> [DIRECTIVE] In the records below, how many lines contain the word "heart"? Give only the number.

[Bounding box entries]
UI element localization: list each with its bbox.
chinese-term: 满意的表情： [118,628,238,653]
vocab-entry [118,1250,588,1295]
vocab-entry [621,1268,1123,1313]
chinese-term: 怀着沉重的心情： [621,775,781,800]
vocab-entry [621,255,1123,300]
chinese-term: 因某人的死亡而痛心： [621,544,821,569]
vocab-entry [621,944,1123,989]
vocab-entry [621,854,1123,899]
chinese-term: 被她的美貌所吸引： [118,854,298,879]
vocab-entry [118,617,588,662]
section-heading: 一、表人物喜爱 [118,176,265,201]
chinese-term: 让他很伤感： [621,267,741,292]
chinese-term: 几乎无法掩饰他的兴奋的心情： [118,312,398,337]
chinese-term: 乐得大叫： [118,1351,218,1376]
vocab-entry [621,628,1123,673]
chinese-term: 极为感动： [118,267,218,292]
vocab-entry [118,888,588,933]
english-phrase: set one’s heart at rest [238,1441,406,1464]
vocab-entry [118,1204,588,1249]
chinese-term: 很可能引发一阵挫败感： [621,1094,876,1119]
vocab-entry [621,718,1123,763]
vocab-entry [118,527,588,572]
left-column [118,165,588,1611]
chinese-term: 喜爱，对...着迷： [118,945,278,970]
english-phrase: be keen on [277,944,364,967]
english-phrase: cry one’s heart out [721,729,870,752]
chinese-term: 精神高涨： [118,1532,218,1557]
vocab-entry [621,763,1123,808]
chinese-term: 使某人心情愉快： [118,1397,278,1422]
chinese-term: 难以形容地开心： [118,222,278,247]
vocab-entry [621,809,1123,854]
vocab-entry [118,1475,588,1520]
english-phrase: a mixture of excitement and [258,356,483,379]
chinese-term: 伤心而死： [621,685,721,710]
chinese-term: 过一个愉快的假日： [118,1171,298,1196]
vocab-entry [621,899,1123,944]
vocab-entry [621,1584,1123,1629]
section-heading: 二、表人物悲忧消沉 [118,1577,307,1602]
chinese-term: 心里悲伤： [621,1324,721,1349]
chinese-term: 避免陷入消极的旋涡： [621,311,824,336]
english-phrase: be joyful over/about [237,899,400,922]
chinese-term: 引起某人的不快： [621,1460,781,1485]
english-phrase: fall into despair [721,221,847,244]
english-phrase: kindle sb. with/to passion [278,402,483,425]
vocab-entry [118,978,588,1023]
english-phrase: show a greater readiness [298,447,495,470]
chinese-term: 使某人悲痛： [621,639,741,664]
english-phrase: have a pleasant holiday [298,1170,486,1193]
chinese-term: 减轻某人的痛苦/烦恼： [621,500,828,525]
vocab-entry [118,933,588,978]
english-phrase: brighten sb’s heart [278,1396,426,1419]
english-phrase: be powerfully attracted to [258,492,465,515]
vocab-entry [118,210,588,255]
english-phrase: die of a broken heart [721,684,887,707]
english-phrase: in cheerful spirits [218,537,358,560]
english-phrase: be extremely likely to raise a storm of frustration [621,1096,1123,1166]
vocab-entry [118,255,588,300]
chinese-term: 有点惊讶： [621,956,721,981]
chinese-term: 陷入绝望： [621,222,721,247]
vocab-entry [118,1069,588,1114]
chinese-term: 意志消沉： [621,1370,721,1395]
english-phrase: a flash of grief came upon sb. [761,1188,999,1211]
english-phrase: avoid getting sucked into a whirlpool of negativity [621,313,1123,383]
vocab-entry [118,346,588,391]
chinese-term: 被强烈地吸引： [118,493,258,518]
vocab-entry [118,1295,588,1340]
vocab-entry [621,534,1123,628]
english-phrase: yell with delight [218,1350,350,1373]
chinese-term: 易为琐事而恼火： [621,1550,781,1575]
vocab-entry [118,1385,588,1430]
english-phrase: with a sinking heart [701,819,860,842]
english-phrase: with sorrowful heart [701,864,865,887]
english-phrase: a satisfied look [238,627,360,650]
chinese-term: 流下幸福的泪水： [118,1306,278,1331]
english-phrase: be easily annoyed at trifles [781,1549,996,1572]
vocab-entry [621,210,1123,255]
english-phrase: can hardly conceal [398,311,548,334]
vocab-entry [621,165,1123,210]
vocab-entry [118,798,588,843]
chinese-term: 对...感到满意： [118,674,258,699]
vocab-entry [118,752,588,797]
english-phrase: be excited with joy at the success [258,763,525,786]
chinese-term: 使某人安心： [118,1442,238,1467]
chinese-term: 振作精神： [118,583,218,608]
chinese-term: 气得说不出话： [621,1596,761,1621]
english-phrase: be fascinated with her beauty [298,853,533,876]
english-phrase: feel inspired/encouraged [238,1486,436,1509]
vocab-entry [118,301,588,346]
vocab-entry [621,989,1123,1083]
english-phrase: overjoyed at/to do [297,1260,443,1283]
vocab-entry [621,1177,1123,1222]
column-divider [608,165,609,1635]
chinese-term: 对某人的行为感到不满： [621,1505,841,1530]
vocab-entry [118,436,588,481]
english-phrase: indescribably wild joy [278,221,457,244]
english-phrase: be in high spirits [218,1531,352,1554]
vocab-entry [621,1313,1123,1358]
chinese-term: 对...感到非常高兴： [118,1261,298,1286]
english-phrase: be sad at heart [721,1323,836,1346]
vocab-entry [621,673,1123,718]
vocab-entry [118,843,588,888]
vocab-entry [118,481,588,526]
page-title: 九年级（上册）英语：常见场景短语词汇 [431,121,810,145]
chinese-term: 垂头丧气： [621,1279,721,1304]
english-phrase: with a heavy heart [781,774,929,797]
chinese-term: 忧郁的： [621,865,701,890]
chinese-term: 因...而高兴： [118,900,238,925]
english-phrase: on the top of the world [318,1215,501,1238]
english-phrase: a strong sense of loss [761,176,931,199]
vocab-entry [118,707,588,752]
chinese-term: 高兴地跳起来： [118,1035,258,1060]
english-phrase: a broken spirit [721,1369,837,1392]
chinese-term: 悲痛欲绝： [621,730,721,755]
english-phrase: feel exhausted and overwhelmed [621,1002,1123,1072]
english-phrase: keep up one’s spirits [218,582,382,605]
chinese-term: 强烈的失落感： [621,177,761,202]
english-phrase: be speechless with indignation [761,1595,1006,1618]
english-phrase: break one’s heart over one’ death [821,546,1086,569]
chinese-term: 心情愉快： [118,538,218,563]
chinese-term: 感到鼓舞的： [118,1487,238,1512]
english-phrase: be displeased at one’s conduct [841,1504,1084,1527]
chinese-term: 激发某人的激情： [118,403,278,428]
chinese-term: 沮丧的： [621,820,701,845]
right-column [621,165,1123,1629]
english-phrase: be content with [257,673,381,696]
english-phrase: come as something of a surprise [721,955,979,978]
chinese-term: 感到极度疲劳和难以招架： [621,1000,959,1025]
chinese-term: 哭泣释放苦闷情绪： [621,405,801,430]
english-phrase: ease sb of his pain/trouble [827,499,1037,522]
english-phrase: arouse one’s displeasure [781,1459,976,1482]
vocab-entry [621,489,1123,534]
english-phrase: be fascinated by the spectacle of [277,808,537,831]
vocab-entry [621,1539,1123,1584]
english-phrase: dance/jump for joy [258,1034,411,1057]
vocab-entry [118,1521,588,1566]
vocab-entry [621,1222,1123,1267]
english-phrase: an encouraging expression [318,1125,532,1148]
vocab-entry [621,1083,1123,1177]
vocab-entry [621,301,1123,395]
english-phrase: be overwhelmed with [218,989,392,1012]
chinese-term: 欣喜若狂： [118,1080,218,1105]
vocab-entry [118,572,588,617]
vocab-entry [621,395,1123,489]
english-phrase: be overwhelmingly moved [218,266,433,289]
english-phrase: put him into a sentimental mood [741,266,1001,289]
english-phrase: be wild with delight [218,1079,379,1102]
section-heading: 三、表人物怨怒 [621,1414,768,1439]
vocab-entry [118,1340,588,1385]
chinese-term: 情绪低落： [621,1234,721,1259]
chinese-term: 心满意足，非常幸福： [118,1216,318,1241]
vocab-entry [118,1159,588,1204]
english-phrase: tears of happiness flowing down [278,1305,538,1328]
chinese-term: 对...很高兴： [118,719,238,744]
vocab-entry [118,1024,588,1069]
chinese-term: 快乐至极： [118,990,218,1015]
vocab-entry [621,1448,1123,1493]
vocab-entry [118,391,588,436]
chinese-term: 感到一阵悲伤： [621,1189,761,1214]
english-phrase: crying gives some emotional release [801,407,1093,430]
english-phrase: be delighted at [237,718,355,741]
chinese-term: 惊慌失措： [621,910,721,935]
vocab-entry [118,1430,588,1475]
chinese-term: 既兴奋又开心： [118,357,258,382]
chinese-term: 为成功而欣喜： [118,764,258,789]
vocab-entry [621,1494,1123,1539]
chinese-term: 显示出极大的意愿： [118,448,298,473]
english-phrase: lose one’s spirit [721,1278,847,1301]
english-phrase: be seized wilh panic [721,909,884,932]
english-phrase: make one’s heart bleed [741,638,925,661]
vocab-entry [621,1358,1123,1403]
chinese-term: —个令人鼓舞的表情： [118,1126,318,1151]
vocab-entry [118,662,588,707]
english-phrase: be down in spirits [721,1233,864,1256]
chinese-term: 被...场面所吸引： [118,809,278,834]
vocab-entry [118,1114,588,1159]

> [RESPONSE] 10